> [WHAT THE TASK REQUIRES]
What follows is a listing to be transcribed exactly.
====================
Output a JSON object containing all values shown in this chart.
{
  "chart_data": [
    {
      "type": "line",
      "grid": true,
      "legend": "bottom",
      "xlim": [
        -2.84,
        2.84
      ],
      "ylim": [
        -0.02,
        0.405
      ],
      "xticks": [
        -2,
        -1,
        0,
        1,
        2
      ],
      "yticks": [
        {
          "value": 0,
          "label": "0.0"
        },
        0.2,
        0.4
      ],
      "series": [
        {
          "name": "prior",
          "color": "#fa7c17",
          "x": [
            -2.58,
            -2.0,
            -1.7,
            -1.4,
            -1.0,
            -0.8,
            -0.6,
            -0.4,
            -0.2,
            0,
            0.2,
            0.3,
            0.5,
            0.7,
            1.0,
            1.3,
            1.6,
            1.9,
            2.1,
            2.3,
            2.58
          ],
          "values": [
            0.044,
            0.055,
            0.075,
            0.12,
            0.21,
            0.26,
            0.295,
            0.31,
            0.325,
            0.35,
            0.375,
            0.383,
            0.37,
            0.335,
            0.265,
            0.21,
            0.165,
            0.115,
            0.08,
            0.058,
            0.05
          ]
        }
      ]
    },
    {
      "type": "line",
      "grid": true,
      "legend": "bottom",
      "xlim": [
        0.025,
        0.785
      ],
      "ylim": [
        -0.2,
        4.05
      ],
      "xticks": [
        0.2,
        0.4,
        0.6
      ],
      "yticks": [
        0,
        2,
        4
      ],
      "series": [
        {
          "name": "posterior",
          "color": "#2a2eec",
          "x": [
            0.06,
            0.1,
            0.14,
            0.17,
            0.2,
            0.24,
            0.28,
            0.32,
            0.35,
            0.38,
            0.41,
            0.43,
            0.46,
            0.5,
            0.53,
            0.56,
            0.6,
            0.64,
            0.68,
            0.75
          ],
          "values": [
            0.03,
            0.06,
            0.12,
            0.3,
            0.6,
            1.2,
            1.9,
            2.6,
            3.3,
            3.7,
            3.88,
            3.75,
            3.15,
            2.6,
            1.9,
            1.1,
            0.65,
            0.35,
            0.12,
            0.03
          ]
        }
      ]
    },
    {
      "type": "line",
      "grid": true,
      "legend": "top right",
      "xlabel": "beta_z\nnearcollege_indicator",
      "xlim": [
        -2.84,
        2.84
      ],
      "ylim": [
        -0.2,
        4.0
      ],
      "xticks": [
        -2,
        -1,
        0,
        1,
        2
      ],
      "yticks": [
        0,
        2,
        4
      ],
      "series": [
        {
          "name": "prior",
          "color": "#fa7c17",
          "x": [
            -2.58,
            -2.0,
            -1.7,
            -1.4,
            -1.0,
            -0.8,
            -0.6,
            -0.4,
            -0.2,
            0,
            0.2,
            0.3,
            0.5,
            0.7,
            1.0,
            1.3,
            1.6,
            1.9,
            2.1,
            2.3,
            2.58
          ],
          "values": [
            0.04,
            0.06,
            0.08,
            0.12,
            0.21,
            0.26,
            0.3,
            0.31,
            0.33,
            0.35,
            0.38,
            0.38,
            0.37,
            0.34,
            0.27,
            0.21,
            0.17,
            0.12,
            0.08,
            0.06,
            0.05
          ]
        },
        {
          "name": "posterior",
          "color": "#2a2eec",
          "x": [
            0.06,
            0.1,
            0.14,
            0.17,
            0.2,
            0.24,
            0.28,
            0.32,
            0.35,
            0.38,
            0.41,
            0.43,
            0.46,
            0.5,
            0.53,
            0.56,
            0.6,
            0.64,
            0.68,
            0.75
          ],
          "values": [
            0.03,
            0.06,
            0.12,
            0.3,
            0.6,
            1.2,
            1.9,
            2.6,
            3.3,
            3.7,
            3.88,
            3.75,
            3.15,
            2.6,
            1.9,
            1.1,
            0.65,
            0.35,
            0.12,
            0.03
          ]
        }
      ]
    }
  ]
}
====================
> [SOLVED EXERCISE]
Output a JSON object containing all values shown in this chart.
{
  "chart_data": [
    {
      "type": "line",
      "grid": true,
      "legend": "bottom",
      "xlim": [
        -2.84,
        2.84
      ],
      "ylim": [
        -0.02,
        0.405
      ],
      "xticks": [
        -2,
        -1,
        0,
        1,
        2
      ],
      "yticks": [
        {
          "value": 0,
          "label": "0.0"
        },
        0.2,
        0.4
      ],
      "series": [
        {
          "name": "prior",
          "color": "#fa7c17",
          "x": [
            -2.58,
            -2.0,
            -1.7,
            -1.4,
            -1.0,
            -0.8,
            -0.6,
            -0.4,
            -0.2,
            0,
            0.2,
            0.3,
            0.5,
            0.7,
            1.0,
            1.3,
            1.6,
            1.9,
            2.1,
            2.3,
            2.58
          ],
          "values": [
            0.044,
            0.055,
            0.075,
            0.12,
            0.21,
            0.26,
            0.295,
            0.31,
            0.325,
            0.35,
            0.375,
            0.383,
            0.37,
            0.335,
            0.265,
            0.21,
            0.165,
            0.115,
            0.08,
            0.058,
            0.05
          ]
        }
      ]
    },
    {
      "type": "line",
      "grid": true,
      "legend": "bottom",
      "xlim": [
        0.025,
        0.785
      ],
      "ylim": [
        -0.2,
        4.05
      ],
      "xticks": [
        0.2,
        0.4,
        0.6
      ],
      "yticks": [
        0,
        2,
        4
      ],
      "series": [
        {
          "name": "posterior",
          "color": "#2a2eec",
          "x": [
            0.06,
            0.1,
            0.14,
            0.17,
            0.2,
            0.24,
            0.28,
            0.32,
            0.35,
            0.38,
            0.41,
            0.43,
            0.46,
            0.5,
            0.53,
            0.56,
            0.6,
            0.64,
            0.68,
            0.75
          ],
          "values": [
            0.03,
            0.06,
            0.12,
            0.3,
            0.6,
            1.2,
            1.9,
            2.6,
            3.3,
            3.7,
            3.88,
            3.75,
            3.15,
            2.6,
            1.9,
            1.1,
            0.65,
            0.35,
            0.12,
            0.03
          ]
        }
      ]
    },
    {
      "type": "line",
      "grid": true,
      "legend": "top right",
      "xlabel": "beta_z\nnearcollege_indicator",
      "xlim": [
        -2.84,
        2.84
      ],
      "ylim": [
        -0.2,
        4.0
      ],
      "xticks": [
        -2,
        -1,
        0,
        1,
        2
      ],
      "yticks": [
        0,
        2,
        4
      ],
      "series": [
        {
          "name": "prior",
          "color": "#fa7c17",
          "x": [
            -2.58,
            -2.0,
            -1.7,
            -1.4,
            -1.0,
            -0.8,
            -0.6,
            -0.4,
            -0.2,
            0,
            0.2,
            0.3,
            0.5,
            0.7,
            1.0,
            1.3,
            1.6,
            1.9,
            2.1,
            2.3,
            2.58
          ],
          "values": [
            0.04,
            0.06,
            0.08,
            0.12,
            0.21,
            0.26,
            0.3,
            0.31,
            0.33,
            0.35,
            0.38,
            0.38,
            0.37,
            0.34,
            0.27,
            0.21,
            0.17,
            0.12,
            0.08,
            0.06,
            0.05
          ]
        },
        {
          "name": "posterior",
          "color": "#2a2eec",
          "x": [
            0.06,
            0.1,
            0.14,
            0.17,
            0.2,
            0.24,
            0.28,
            0.32,
            0.35,
            0.38,
            0.41,
            0.43,
            0.46,
            0.5,
            0.53,
            0.56,
            0.6,
            0.64,
            0.68,
            0.75
          ],
          "values": [
            0.03,
            0.06,
            0.12,
            0.3,
            0.6,
            1.2,
            1.9,
            2.6,
            3.3,
            3.7,
            3.88,
            3.75,
            3.15,
            2.6,
            1.9,
            1.1,
            0.65,
            0.35,
            0.12,
            0.03
          ]
        }
      ]
    }
  ]
}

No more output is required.